- [WHAT THIS TASK INVOLVES]: Look through the material and tally each line bearing the word "physical". Give only the total.

--- Start of MATERIAL PROVIDED ---

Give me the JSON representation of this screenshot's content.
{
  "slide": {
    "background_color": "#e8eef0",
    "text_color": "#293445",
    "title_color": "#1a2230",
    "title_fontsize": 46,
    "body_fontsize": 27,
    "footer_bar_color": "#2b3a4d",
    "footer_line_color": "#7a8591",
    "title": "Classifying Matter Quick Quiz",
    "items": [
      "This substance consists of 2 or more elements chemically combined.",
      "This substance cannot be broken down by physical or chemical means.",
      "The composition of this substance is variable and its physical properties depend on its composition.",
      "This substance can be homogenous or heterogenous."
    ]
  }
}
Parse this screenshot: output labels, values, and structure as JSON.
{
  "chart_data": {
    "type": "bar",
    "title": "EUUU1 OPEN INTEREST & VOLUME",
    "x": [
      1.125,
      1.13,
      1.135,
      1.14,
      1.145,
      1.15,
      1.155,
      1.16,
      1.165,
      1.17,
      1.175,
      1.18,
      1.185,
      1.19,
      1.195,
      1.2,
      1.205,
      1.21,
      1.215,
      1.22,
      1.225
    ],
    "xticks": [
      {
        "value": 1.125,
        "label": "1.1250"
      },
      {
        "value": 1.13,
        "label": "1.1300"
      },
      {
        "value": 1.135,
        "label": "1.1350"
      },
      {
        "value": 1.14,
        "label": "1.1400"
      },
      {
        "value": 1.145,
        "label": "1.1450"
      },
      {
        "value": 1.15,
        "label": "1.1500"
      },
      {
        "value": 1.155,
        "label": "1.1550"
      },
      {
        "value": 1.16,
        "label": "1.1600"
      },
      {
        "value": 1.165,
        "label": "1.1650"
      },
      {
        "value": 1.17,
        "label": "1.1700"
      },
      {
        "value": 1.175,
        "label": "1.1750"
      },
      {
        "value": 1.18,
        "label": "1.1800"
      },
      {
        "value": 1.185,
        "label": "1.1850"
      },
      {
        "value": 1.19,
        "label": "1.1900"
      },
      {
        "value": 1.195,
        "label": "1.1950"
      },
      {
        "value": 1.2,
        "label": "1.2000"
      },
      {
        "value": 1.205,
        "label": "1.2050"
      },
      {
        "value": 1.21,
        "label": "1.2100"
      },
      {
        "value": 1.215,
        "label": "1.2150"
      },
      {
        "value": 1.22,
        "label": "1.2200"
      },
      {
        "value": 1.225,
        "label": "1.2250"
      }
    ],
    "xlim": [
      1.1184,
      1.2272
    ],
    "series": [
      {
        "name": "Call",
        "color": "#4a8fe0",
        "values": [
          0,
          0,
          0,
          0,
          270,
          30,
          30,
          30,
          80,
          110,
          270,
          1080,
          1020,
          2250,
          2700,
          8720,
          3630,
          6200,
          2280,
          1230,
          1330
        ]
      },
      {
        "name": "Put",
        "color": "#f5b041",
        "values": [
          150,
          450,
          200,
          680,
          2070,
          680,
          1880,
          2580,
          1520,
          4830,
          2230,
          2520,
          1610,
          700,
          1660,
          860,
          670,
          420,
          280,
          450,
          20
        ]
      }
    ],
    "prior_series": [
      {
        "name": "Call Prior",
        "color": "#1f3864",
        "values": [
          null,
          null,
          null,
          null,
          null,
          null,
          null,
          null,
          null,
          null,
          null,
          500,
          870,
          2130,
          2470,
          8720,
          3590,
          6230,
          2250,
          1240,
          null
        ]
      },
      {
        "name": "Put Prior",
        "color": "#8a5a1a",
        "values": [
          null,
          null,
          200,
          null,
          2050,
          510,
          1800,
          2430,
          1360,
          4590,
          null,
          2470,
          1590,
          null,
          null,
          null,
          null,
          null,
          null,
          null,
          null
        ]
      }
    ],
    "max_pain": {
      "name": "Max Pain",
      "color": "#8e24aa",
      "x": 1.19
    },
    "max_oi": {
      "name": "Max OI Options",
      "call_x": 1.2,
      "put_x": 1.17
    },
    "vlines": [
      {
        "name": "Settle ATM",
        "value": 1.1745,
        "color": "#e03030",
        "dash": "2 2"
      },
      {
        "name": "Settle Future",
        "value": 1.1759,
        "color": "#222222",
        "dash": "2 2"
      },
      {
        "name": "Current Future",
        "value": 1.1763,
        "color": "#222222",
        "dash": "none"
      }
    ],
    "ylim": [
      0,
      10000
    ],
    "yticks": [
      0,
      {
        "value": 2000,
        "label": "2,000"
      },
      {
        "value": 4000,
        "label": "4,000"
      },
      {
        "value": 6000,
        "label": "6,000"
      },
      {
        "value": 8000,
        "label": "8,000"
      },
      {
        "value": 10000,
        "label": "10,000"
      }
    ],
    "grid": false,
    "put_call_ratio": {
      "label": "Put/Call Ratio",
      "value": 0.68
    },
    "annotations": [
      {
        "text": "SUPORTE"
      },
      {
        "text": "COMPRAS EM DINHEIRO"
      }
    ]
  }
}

--- End of MATERIAL PROVIDED ---

- [RESPONSE BELOW]: 2